## [Work to be completed]
How many lines in the records below contain the string "manager"? Case counts, so reply with the number alone.

## [Stored data]
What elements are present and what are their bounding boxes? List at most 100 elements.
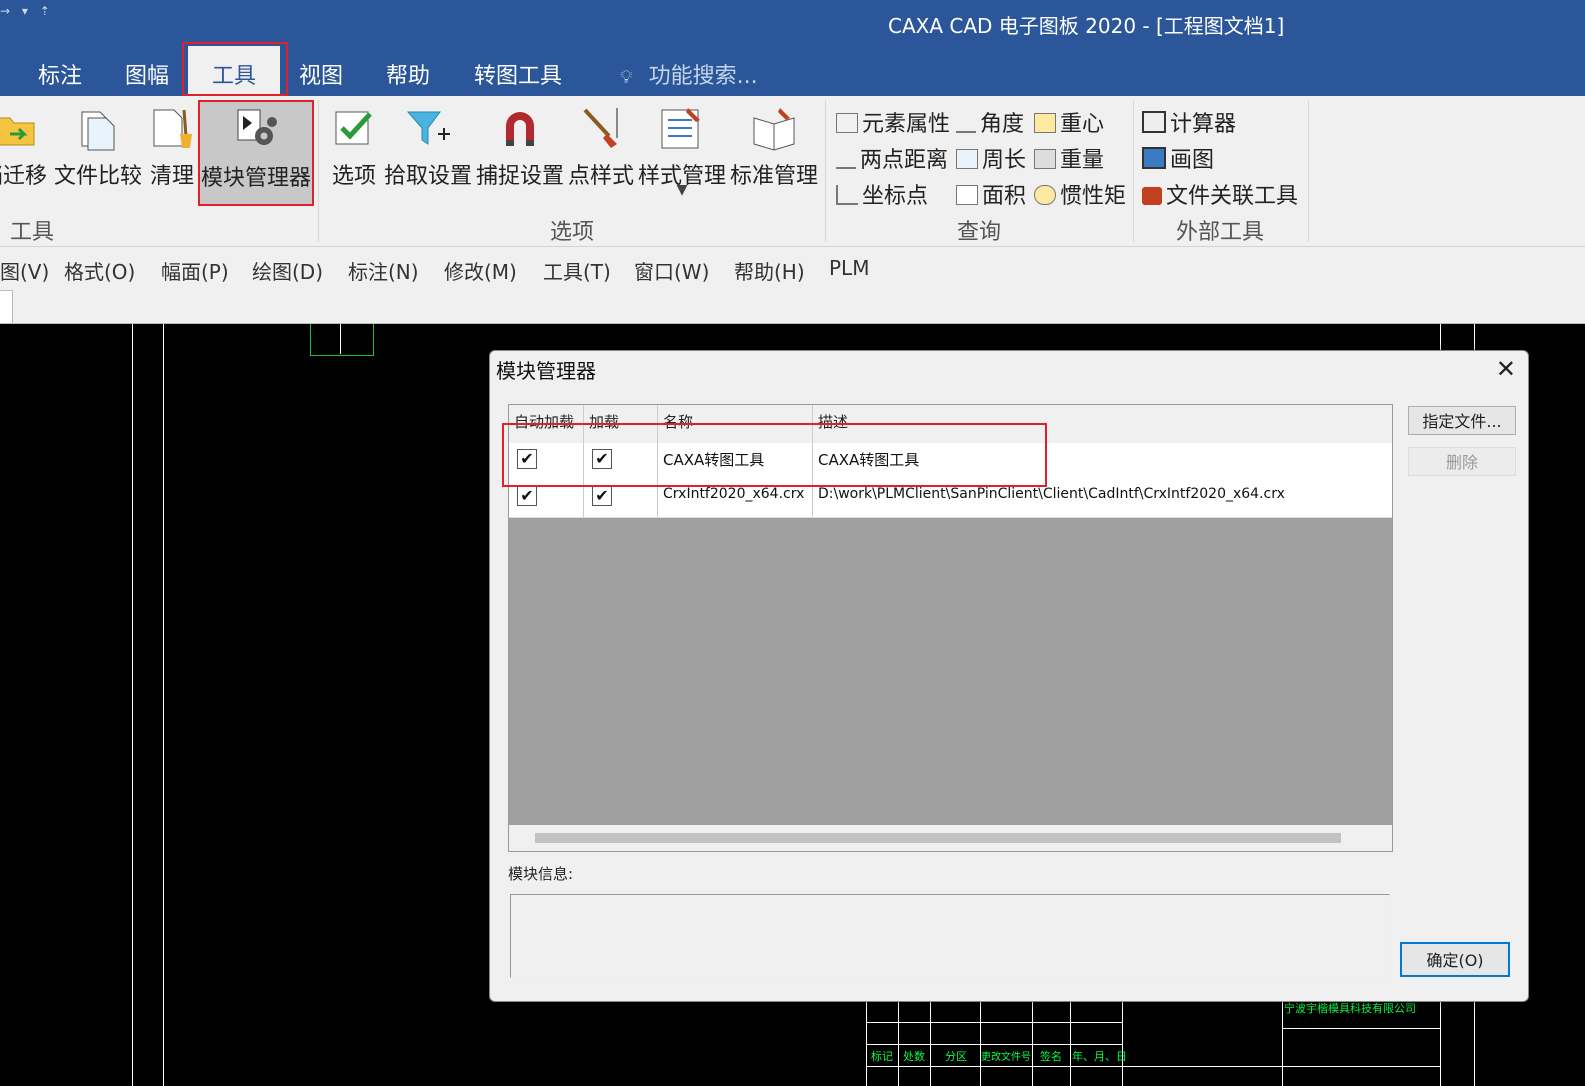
options-label: 选项 xyxy=(331,164,376,189)
menu-bar: 图(V) 格式(O) 幅面(P) 绘图(D) 标注(N) 修改(M) 工具(T)… xyxy=(0,247,1585,287)
titleblock-header: 标记 xyxy=(871,1050,893,1063)
dialog-title: 模块管理器 xyxy=(496,359,596,383)
menu-window[interactable]: 窗口(W) xyxy=(634,256,709,285)
column-header-description[interactable]: 描述 xyxy=(813,405,1392,443)
drawing-border-line xyxy=(163,324,164,1086)
menu-annotate[interactable]: 标注(N) xyxy=(348,256,419,285)
point-style-label: 点样式 xyxy=(568,164,635,189)
feature-search-label: 功能搜索... xyxy=(648,64,758,89)
broom-icon xyxy=(153,109,192,148)
titleblock-line xyxy=(866,1044,1122,1045)
table-row[interactable]: ✔ ✔ CrxIntf2020_x64.crx D:\work\PLMClien… xyxy=(509,480,1392,518)
centroid-button[interactable]: 重心 xyxy=(1034,106,1104,138)
perimeter-button[interactable]: 周长 xyxy=(956,142,1026,174)
quick-access-toolbar[interactable]: → ▾ ⇡ xyxy=(0,4,54,18)
group-divider xyxy=(1133,100,1134,242)
auto-load-checkbox[interactable]: ✔ xyxy=(517,449,537,469)
perimeter-label: 周长 xyxy=(982,148,1027,173)
module-manager-button[interactable]: 模块管理器 xyxy=(200,102,312,206)
titleblock-line xyxy=(898,1000,899,1086)
module-gear-icon xyxy=(237,109,277,145)
angle-icon xyxy=(956,113,976,133)
load-cell: ✔ xyxy=(584,480,658,517)
auto-load-cell: ✔ xyxy=(509,443,584,480)
options-button[interactable]: 选项 xyxy=(330,100,378,208)
tab-view[interactable]: 视图 xyxy=(299,58,343,90)
load-checkbox[interactable]: ✔ xyxy=(592,449,612,469)
scrollbar-thumb[interactable] xyxy=(535,833,1341,843)
weight-button[interactable]: 重量 xyxy=(1034,142,1104,174)
close-icon[interactable]: ✕ xyxy=(1496,355,1516,383)
load-cell: ✔ xyxy=(584,443,658,480)
pick-settings-button[interactable]: 拾取设置 xyxy=(384,100,472,208)
menu-draw[interactable]: 绘图(D) xyxy=(252,256,323,285)
purge-label: 清理 xyxy=(149,164,194,189)
column-header-name[interactable]: 名称 xyxy=(658,405,813,443)
calculator-button[interactable]: 计算器 xyxy=(1142,106,1236,138)
module-name: CrxIntf2020_x64.crx xyxy=(658,480,813,517)
inertia-icon xyxy=(1034,185,1056,205)
snap-settings-button[interactable]: 捕捉设置 xyxy=(476,100,564,208)
titleblock-header: 分区 xyxy=(945,1050,967,1063)
area-button[interactable]: 面积 xyxy=(956,178,1026,210)
menu-view[interactable]: 图(V) xyxy=(0,256,49,285)
module-info-label: 模块信息: xyxy=(508,865,574,883)
table-row[interactable]: ✔ ✔ CAXA转图工具 CAXA转图工具 xyxy=(509,443,1392,481)
tab-conversion-tools[interactable]: 转图工具 xyxy=(474,58,562,90)
toolbar-input[interactable] xyxy=(0,290,13,324)
titleblock-line xyxy=(980,1000,981,1086)
auto-load-checkbox[interactable]: ✔ xyxy=(517,486,537,506)
specify-file-button[interactable]: 指定文件... xyxy=(1408,406,1516,435)
drawing-border-line xyxy=(132,324,133,1086)
titleblock-company: 宁波宇楷模具科技有限公司 xyxy=(1284,1002,1416,1015)
column-header-load[interactable]: 加载 xyxy=(584,405,658,443)
title-bar: → ▾ ⇡ CAXA CAD 电子图板 2020 - [工程图文档1] 标注 图… xyxy=(0,0,1585,96)
element-properties-button[interactable]: 元素属性 xyxy=(836,106,950,138)
file-compare-button[interactable]: 文件比较 xyxy=(54,100,142,208)
titleblock-line xyxy=(1282,1028,1440,1029)
titleblock-header: 处数 xyxy=(903,1050,925,1063)
tab-tools[interactable]: 工具 xyxy=(212,58,256,90)
coordinate-point-button[interactable]: 坐标点 xyxy=(836,178,928,210)
snap-settings-label: 捕捉设置 xyxy=(476,164,565,189)
group-label-query: 查询 xyxy=(957,220,1002,245)
paint-button[interactable]: 画图 xyxy=(1142,142,1214,174)
point-style-button[interactable]: 点样式 xyxy=(568,100,634,208)
menu-sheet[interactable]: 幅面(P) xyxy=(161,256,229,285)
tool-strip xyxy=(0,287,1585,324)
element-properties-label: 元素属性 xyxy=(862,112,951,137)
feature-search[interactable]: 💡︎ 功能搜索... xyxy=(620,58,758,90)
moment-of-inertia-button[interactable]: 惯性矩 xyxy=(1034,178,1126,210)
module-description: CAXA转图工具 xyxy=(818,451,920,469)
tab-annotate[interactable]: 标注 xyxy=(38,58,82,90)
standard-manager-button[interactable]: 标准管理 xyxy=(730,100,818,208)
file-compare-label: 文件比较 xyxy=(54,164,143,189)
load-checkbox[interactable]: ✔ xyxy=(592,486,612,506)
file-association-button[interactable]: 文件关联工具 xyxy=(1142,178,1298,210)
style-manager-button[interactable]: 样式管理 ▼ xyxy=(638,100,726,208)
menu-tools[interactable]: 工具(T) xyxy=(543,256,611,285)
area-icon xyxy=(956,185,978,205)
calculator-icon xyxy=(1142,111,1166,133)
delete-button[interactable]: 删除 xyxy=(1408,447,1516,476)
ok-button[interactable]: 确定(O) xyxy=(1400,942,1510,977)
menu-modify[interactable]: 修改(M) xyxy=(444,256,517,285)
window-title: CAXA CAD 电子图板 2020 - [工程图文档1] xyxy=(888,14,1285,38)
purge-button[interactable]: 清理 xyxy=(148,100,196,208)
migrate-button[interactable]: 档迁移 xyxy=(0,100,50,208)
angle-button[interactable]: 角度 xyxy=(956,106,1024,138)
menu-format[interactable]: 格式(O) xyxy=(64,256,135,285)
horizontal-scrollbar[interactable] xyxy=(509,825,1392,851)
tab-sheet[interactable]: 图幅 xyxy=(125,58,169,90)
pick-settings-label: 拾取设置 xyxy=(384,164,473,189)
tab-help[interactable]: 帮助 xyxy=(386,58,430,90)
folder-migrate-icon xyxy=(0,117,35,146)
dropdown-arrow-icon[interactable]: ▼ xyxy=(638,182,726,198)
paint-icon xyxy=(1142,147,1166,169)
column-header-auto-load[interactable]: 自动加载 xyxy=(509,405,584,443)
file-association-label: 文件关联工具 xyxy=(1166,184,1299,209)
two-point-distance-button[interactable]: 两点距离 xyxy=(836,142,948,174)
menu-plm[interactable]: PLM xyxy=(829,256,869,280)
menu-help[interactable]: 帮助(H) xyxy=(734,256,805,285)
centroid-icon xyxy=(1034,113,1056,133)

## [Complete output]
3